**TASK GOAL**
Transcribe every line of the records verbatim.

**EXERCISE DATA**
________

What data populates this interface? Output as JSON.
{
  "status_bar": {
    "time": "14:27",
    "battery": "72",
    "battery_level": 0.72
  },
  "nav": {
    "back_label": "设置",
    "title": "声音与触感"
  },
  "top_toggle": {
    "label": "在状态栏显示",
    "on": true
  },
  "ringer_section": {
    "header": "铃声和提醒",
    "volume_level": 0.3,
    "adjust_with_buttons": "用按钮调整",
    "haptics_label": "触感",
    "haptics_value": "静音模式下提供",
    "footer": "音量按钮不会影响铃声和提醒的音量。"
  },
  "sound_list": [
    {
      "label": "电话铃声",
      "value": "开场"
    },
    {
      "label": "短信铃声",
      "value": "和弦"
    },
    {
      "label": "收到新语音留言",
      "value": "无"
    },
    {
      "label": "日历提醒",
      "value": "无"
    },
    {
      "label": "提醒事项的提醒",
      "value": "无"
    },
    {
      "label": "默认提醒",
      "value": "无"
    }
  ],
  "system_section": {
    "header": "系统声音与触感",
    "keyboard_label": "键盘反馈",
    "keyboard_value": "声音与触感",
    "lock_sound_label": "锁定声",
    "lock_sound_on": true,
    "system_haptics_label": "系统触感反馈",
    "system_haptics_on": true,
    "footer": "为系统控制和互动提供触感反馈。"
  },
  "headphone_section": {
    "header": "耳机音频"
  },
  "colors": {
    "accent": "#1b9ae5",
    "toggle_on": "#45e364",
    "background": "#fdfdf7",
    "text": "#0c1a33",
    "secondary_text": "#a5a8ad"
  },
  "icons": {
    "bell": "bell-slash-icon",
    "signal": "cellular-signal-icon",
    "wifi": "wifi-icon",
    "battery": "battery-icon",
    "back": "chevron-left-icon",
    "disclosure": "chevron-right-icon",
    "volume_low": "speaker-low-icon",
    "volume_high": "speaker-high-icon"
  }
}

________

**RESPONSE TO THIS TASK**
What data populates this interface? Output as JSON.
{
  "status_bar": {
    "time": "14:27",
    "battery": "72",
    "battery_level": 0.72
  },
  "nav": {
    "back_label": "设置",
    "title": "声音与触感"
  },
  "top_toggle": {
    "label": "在状态栏显示",
    "on": true
  },
  "ringer_section": {
    "header": "铃声和提醒",
    "volume_level": 0.3,
    "adjust_with_buttons": "用按钮调整",
    "haptics_label": "触感",
    "haptics_value": "静音模式下提供",
    "footer": "音量按钮不会影响铃声和提醒的音量。"
  },
  "sound_list": [
    {
      "label": "电话铃声",
      "value": "开场"
    },
    {
      "label": "短信铃声",
      "value": "和弦"
    },
    {
      "label": "收到新语音留言",
      "value": "无"
    },
    {
      "label": "日历提醒",
      "value": "无"
    },
    {
      "label": "提醒事项的提醒",
      "value": "无"
    },
    {
      "label": "默认提醒",
      "value": "无"
    }
  ],
  "system_section": {
    "header": "系统声音与触感",
    "keyboard_label": "键盘反馈",
    "keyboard_value": "声音与触感",
    "lock_sound_label": "锁定声",
    "lock_sound_on": true,
    "system_haptics_label": "系统触感反馈",
    "system_haptics_on": true,
    "footer": "为系统控制和互动提供触感反馈。"
  },
  "headphone_section": {
    "header": "耳机音频"
  },
  "colors": {
    "accent": "#1b9ae5",
    "toggle_on": "#45e364",
    "background": "#fdfdf7",
    "text": "#0c1a33",
    "secondary_text": "#a5a8ad"
  },
  "icons": {
    "bell": "bell-slash-icon",
    "signal": "cellular-signal-icon",
    "wifi": "wifi-icon",
    "battery": "battery-icon",
    "back": "chevron-left-icon",
    "disclosure": "chevron-right-icon",
    "volume_low": "speaker-low-icon",
    "volume_high": "speaker-high-icon"
  }
}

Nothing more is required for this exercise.